TO DO: Here are records with pictures in them. Copy all of them exactly and leave the pictures out.

Figure contents as structured data

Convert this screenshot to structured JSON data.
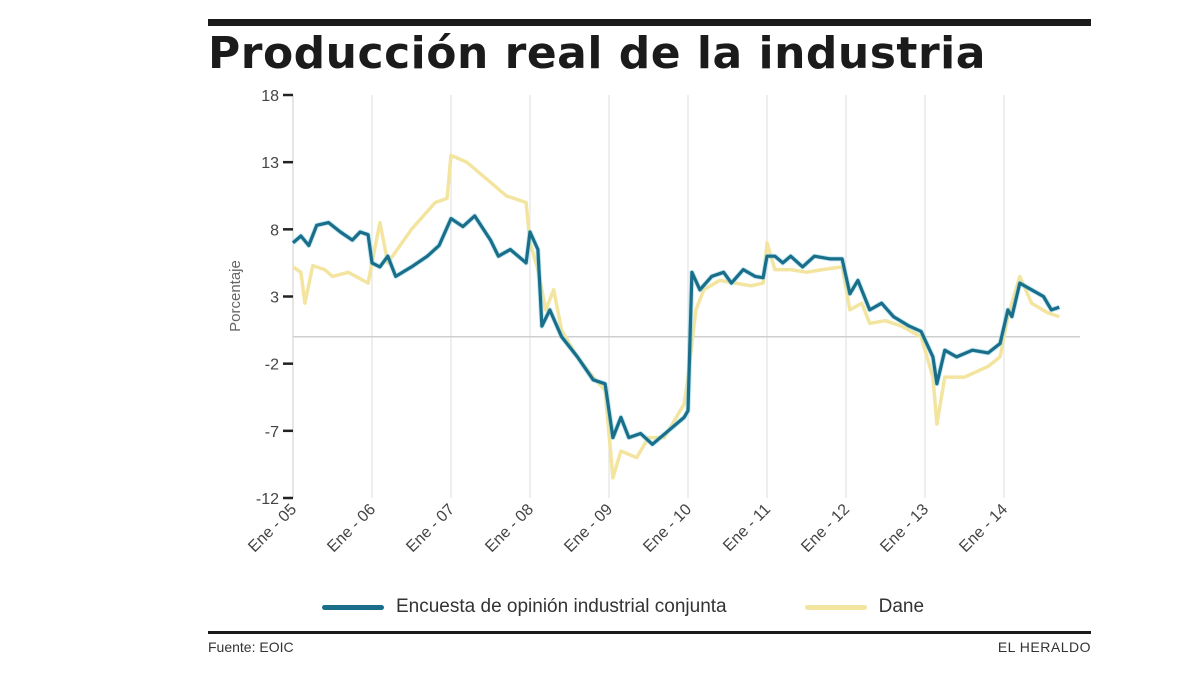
{
  "title": "Producción real de la industria",
  "source": "Fuente: EOIC",
  "brand": "EL HERALDO",
  "colors": {
    "eoic": "#1a6e89",
    "dane": "#f3e5a0"
  },
  "chart_data": {
    "type": "line",
    "title": "Producción real de la industria",
    "xlabel": "",
    "ylabel": "Porcentaje",
    "ylim": [
      -12,
      18
    ],
    "xlim": [
      2005.0,
      2014.95
    ],
    "yticks": [
      18,
      13,
      8,
      3,
      -2,
      -7,
      -12
    ],
    "ytick_labels": [
      "18",
      "13",
      "8",
      "3",
      "-2",
      "-7",
      "-12"
    ],
    "xticks": [
      2005,
      2006,
      2007,
      2008,
      2009,
      2010,
      2011,
      2012,
      2013,
      2014
    ],
    "xtick_labels": [
      "Ene - 05",
      "Ene - 06",
      "Ene - 07",
      "Ene - 08",
      "Ene - 09",
      "Ene - 10",
      "Ene - 11",
      "Ene - 12",
      "Ene - 13",
      "Ene - 14"
    ],
    "grid": "vertical",
    "legend_position": "bottom",
    "series": [
      {
        "name": "Encuesta de opinión industrial conjunta",
        "color": "#1a6e89",
        "points": [
          [
            2005.0,
            7.0
          ],
          [
            2005.1,
            7.5
          ],
          [
            2005.2,
            6.8
          ],
          [
            2005.3,
            8.3
          ],
          [
            2005.45,
            8.5
          ],
          [
            2005.6,
            7.8
          ],
          [
            2005.75,
            7.2
          ],
          [
            2005.85,
            7.8
          ],
          [
            2005.95,
            7.6
          ],
          [
            2006.0,
            5.5
          ],
          [
            2006.1,
            5.2
          ],
          [
            2006.2,
            6.0
          ],
          [
            2006.3,
            4.5
          ],
          [
            2006.5,
            5.2
          ],
          [
            2006.7,
            6.0
          ],
          [
            2006.85,
            6.8
          ],
          [
            2007.0,
            8.8
          ],
          [
            2007.15,
            8.2
          ],
          [
            2007.3,
            9.0
          ],
          [
            2007.5,
            7.2
          ],
          [
            2007.6,
            6.0
          ],
          [
            2007.75,
            6.5
          ],
          [
            2007.95,
            5.5
          ],
          [
            2008.0,
            7.8
          ],
          [
            2008.1,
            6.5
          ],
          [
            2008.15,
            0.8
          ],
          [
            2008.25,
            2.0
          ],
          [
            2008.4,
            0.0
          ],
          [
            2008.6,
            -1.5
          ],
          [
            2008.8,
            -3.2
          ],
          [
            2008.95,
            -3.5
          ],
          [
            2009.05,
            -7.5
          ],
          [
            2009.15,
            -6.0
          ],
          [
            2009.25,
            -7.5
          ],
          [
            2009.4,
            -7.2
          ],
          [
            2009.55,
            -8.0
          ],
          [
            2009.75,
            -7.0
          ],
          [
            2009.95,
            -6.0
          ],
          [
            2010.0,
            -5.5
          ],
          [
            2010.05,
            4.8
          ],
          [
            2010.15,
            3.5
          ],
          [
            2010.3,
            4.5
          ],
          [
            2010.45,
            4.8
          ],
          [
            2010.55,
            4.0
          ],
          [
            2010.7,
            5.0
          ],
          [
            2010.85,
            4.5
          ],
          [
            2010.95,
            4.4
          ],
          [
            2011.0,
            6.0
          ],
          [
            2011.1,
            6.0
          ],
          [
            2011.2,
            5.5
          ],
          [
            2011.3,
            6.0
          ],
          [
            2011.45,
            5.2
          ],
          [
            2011.6,
            6.0
          ],
          [
            2011.8,
            5.8
          ],
          [
            2011.95,
            5.8
          ],
          [
            2012.05,
            3.2
          ],
          [
            2012.15,
            4.2
          ],
          [
            2012.3,
            2.0
          ],
          [
            2012.45,
            2.5
          ],
          [
            2012.6,
            1.5
          ],
          [
            2012.8,
            0.8
          ],
          [
            2012.95,
            0.4
          ],
          [
            2013.1,
            -1.5
          ],
          [
            2013.15,
            -3.5
          ],
          [
            2013.25,
            -1.0
          ],
          [
            2013.4,
            -1.5
          ],
          [
            2013.6,
            -1.0
          ],
          [
            2013.8,
            -1.2
          ],
          [
            2013.95,
            -0.5
          ],
          [
            2014.05,
            2.0
          ],
          [
            2014.1,
            1.5
          ],
          [
            2014.2,
            4.0
          ],
          [
            2014.35,
            3.5
          ],
          [
            2014.5,
            3.0
          ],
          [
            2014.6,
            2.0
          ],
          [
            2014.7,
            2.2
          ]
        ]
      },
      {
        "name": "Dane",
        "color": "#f3e5a0",
        "points": [
          [
            2005.0,
            5.2
          ],
          [
            2005.1,
            4.8
          ],
          [
            2005.15,
            2.5
          ],
          [
            2005.25,
            5.3
          ],
          [
            2005.4,
            5.0
          ],
          [
            2005.5,
            4.5
          ],
          [
            2005.7,
            4.8
          ],
          [
            2005.95,
            4.0
          ],
          [
            2006.0,
            5.5
          ],
          [
            2006.1,
            8.5
          ],
          [
            2006.2,
            5.5
          ],
          [
            2006.5,
            8.0
          ],
          [
            2006.8,
            10.0
          ],
          [
            2006.95,
            10.3
          ],
          [
            2007.0,
            13.5
          ],
          [
            2007.2,
            13.0
          ],
          [
            2007.5,
            11.5
          ],
          [
            2007.7,
            10.5
          ],
          [
            2007.95,
            10.0
          ],
          [
            2008.0,
            7.0
          ],
          [
            2008.1,
            5.0
          ],
          [
            2008.2,
            2.0
          ],
          [
            2008.3,
            3.5
          ],
          [
            2008.4,
            0.5
          ],
          [
            2008.6,
            -1.5
          ],
          [
            2008.8,
            -3.0
          ],
          [
            2008.95,
            -4.0
          ],
          [
            2009.05,
            -10.5
          ],
          [
            2009.15,
            -8.5
          ],
          [
            2009.35,
            -9.0
          ],
          [
            2009.5,
            -7.5
          ],
          [
            2009.7,
            -7.5
          ],
          [
            2009.95,
            -5.0
          ],
          [
            2010.0,
            -3.0
          ],
          [
            2010.1,
            2.0
          ],
          [
            2010.2,
            3.5
          ],
          [
            2010.4,
            4.2
          ],
          [
            2010.6,
            4.0
          ],
          [
            2010.8,
            3.8
          ],
          [
            2010.95,
            4.0
          ],
          [
            2011.0,
            7.0
          ],
          [
            2011.1,
            5.0
          ],
          [
            2011.3,
            5.0
          ],
          [
            2011.5,
            4.8
          ],
          [
            2011.7,
            5.0
          ],
          [
            2011.95,
            5.2
          ],
          [
            2012.05,
            2.0
          ],
          [
            2012.2,
            2.5
          ],
          [
            2012.3,
            1.0
          ],
          [
            2012.5,
            1.2
          ],
          [
            2012.7,
            0.8
          ],
          [
            2012.95,
            0.0
          ],
          [
            2013.1,
            -3.0
          ],
          [
            2013.15,
            -6.5
          ],
          [
            2013.25,
            -3.0
          ],
          [
            2013.5,
            -3.0
          ],
          [
            2013.8,
            -2.2
          ],
          [
            2013.95,
            -1.5
          ],
          [
            2014.05,
            1.5
          ],
          [
            2014.2,
            4.5
          ],
          [
            2014.35,
            2.5
          ],
          [
            2014.55,
            1.8
          ],
          [
            2014.7,
            1.5
          ]
        ]
      }
    ]
  }
}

RESULT:
Convert this screenshot to structured JSON data.
{
  "title": "Producción real de la industria",
  "source": "Fuente: EOIC",
  "brand": "EL HERALDO",
  "colors": {
    "eoic": "#1a6e89",
    "dane": "#f3e5a0"
  },
  "chart_data": {
    "type": "line",
    "title": "Producción real de la industria",
    "xlabel": "",
    "ylabel": "Porcentaje",
    "ylim": [
      -12,
      18
    ],
    "xlim": [
      2005.0,
      2014.95
    ],
    "yticks": [
      18,
      13,
      8,
      3,
      -2,
      -7,
      -12
    ],
    "ytick_labels": [
      "18",
      "13",
      "8",
      "3",
      "-2",
      "-7",
      "-12"
    ],
    "xticks": [
      2005,
      2006,
      2007,
      2008,
      2009,
      2010,
      2011,
      2012,
      2013,
      2014
    ],
    "xtick_labels": [
      "Ene - 05",
      "Ene - 06",
      "Ene - 07",
      "Ene - 08",
      "Ene - 09",
      "Ene - 10",
      "Ene - 11",
      "Ene - 12",
      "Ene - 13",
      "Ene - 14"
    ],
    "grid": "vertical",
    "legend_position": "bottom",
    "series": [
      {
        "name": "Encuesta de opinión industrial conjunta",
        "color": "#1a6e89",
        "points": [
          [
            2005.0,
            7.0
          ],
          [
            2005.1,
            7.5
          ],
          [
            2005.2,
            6.8
          ],
          [
            2005.3,
            8.3
          ],
          [
            2005.45,
            8.5
          ],
          [
            2005.6,
            7.8
          ],
          [
            2005.75,
            7.2
          ],
          [
            2005.85,
            7.8
          ],
          [
            2005.95,
            7.6
          ],
          [
            2006.0,
            5.5
          ],
          [
            2006.1,
            5.2
          ],
          [
            2006.2,
            6.0
          ],
          [
            2006.3,
            4.5
          ],
          [
            2006.5,
            5.2
          ],
          [
            2006.7,
            6.0
          ],
          [
            2006.85,
            6.8
          ],
          [
            2007.0,
            8.8
          ],
          [
            2007.15,
            8.2
          ],
          [
            2007.3,
            9.0
          ],
          [
            2007.5,
            7.2
          ],
          [
            2007.6,
            6.0
          ],
          [
            2007.75,
            6.5
          ],
          [
            2007.95,
            5.5
          ],
          [
            2008.0,
            7.8
          ],
          [
            2008.1,
            6.5
          ],
          [
            2008.15,
            0.8
          ],
          [
            2008.25,
            2.0
          ],
          [
            2008.4,
            0.0
          ],
          [
            2008.6,
            -1.5
          ],
          [
            2008.8,
            -3.2
          ],
          [
            2008.95,
            -3.5
          ],
          [
            2009.05,
            -7.5
          ],
          [
            2009.15,
            -6.0
          ],
          [
            2009.25,
            -7.5
          ],
          [
            2009.4,
            -7.2
          ],
          [
            2009.55,
            -8.0
          ],
          [
            2009.75,
            -7.0
          ],
          [
            2009.95,
            -6.0
          ],
          [
            2010.0,
            -5.5
          ],
          [
            2010.05,
            4.8
          ],
          [
            2010.15,
            3.5
          ],
          [
            2010.3,
            4.5
          ],
          [
            2010.45,
            4.8
          ],
          [
            2010.55,
            4.0
          ],
          [
            2010.7,
            5.0
          ],
          [
            2010.85,
            4.5
          ],
          [
            2010.95,
            4.4
          ],
          [
            2011.0,
            6.0
          ],
          [
            2011.1,
            6.0
          ],
          [
            2011.2,
            5.5
          ],
          [
            2011.3,
            6.0
          ],
          [
            2011.45,
            5.2
          ],
          [
            2011.6,
            6.0
          ],
          [
            2011.8,
            5.8
          ],
          [
            2011.95,
            5.8
          ],
          [
            2012.05,
            3.2
          ],
          [
            2012.15,
            4.2
          ],
          [
            2012.3,
            2.0
          ],
          [
            2012.45,
            2.5
          ],
          [
            2012.6,
            1.5
          ],
          [
            2012.8,
            0.8
          ],
          [
            2012.95,
            0.4
          ],
          [
            2013.1,
            -1.5
          ],
          [
            2013.15,
            -3.5
          ],
          [
            2013.25,
            -1.0
          ],
          [
            2013.4,
            -1.5
          ],
          [
            2013.6,
            -1.0
          ],
          [
            2013.8,
            -1.2
          ],
          [
            2013.95,
            -0.5
          ],
          [
            2014.05,
            2.0
          ],
          [
            2014.1,
            1.5
          ],
          [
            2014.2,
            4.0
          ],
          [
            2014.35,
            3.5
          ],
          [
            2014.5,
            3.0
          ],
          [
            2014.6,
            2.0
          ],
          [
            2014.7,
            2.2
          ]
        ]
      },
      {
        "name": "Dane",
        "color": "#f3e5a0",
        "points": [
          [
            2005.0,
            5.2
          ],
          [
            2005.1,
            4.8
          ],
          [
            2005.15,
            2.5
          ],
          [
            2005.25,
            5.3
          ],
          [
            2005.4,
            5.0
          ],
          [
            2005.5,
            4.5
          ],
          [
            2005.7,
            4.8
          ],
          [
            2005.95,
            4.0
          ],
          [
            2006.0,
            5.5
          ],
          [
            2006.1,
            8.5
          ],
          [
            2006.2,
            5.5
          ],
          [
            2006.5,
            8.0
          ],
          [
            2006.8,
            10.0
          ],
          [
            2006.95,
            10.3
          ],
          [
            2007.0,
            13.5
          ],
          [
            2007.2,
            13.0
          ],
          [
            2007.5,
            11.5
          ],
          [
            2007.7,
            10.5
          ],
          [
            2007.95,
            10.0
          ],
          [
            2008.0,
            7.0
          ],
          [
            2008.1,
            5.0
          ],
          [
            2008.2,
            2.0
          ],
          [
            2008.3,
            3.5
          ],
          [
            2008.4,
            0.5
          ],
          [
            2008.6,
            -1.5
          ],
          [
            2008.8,
            -3.0
          ],
          [
            2008.95,
            -4.0
          ],
          [
            2009.05,
            -10.5
          ],
          [
            2009.15,
            -8.5
          ],
          [
            2009.35,
            -9.0
          ],
          [
            2009.5,
            -7.5
          ],
          [
            2009.7,
            -7.5
          ],
          [
            2009.95,
            -5.0
          ],
          [
            2010.0,
            -3.0
          ],
          [
            2010.1,
            2.0
          ],
          [
            2010.2,
            3.5
          ],
          [
            2010.4,
            4.2
          ],
          [
            2010.6,
            4.0
          ],
          [
            2010.8,
            3.8
          ],
          [
            2010.95,
            4.0
          ],
          [
            2011.0,
            7.0
          ],
          [
            2011.1,
            5.0
          ],
          [
            2011.3,
            5.0
          ],
          [
            2011.5,
            4.8
          ],
          [
            2011.7,
            5.0
          ],
          [
            2011.95,
            5.2
          ],
          [
            2012.05,
            2.0
          ],
          [
            2012.2,
            2.5
          ],
          [
            2012.3,
            1.0
          ],
          [
            2012.5,
            1.2
          ],
          [
            2012.7,
            0.8
          ],
          [
            2012.95,
            0.0
          ],
          [
            2013.1,
            -3.0
          ],
          [
            2013.15,
            -6.5
          ],
          [
            2013.25,
            -3.0
          ],
          [
            2013.5,
            -3.0
          ],
          [
            2013.8,
            -2.2
          ],
          [
            2013.95,
            -1.5
          ],
          [
            2014.05,
            1.5
          ],
          [
            2014.2,
            4.5
          ],
          [
            2014.35,
            2.5
          ],
          [
            2014.55,
            1.8
          ],
          [
            2014.7,
            1.5
          ]
        ]
      }
    ]
  }
}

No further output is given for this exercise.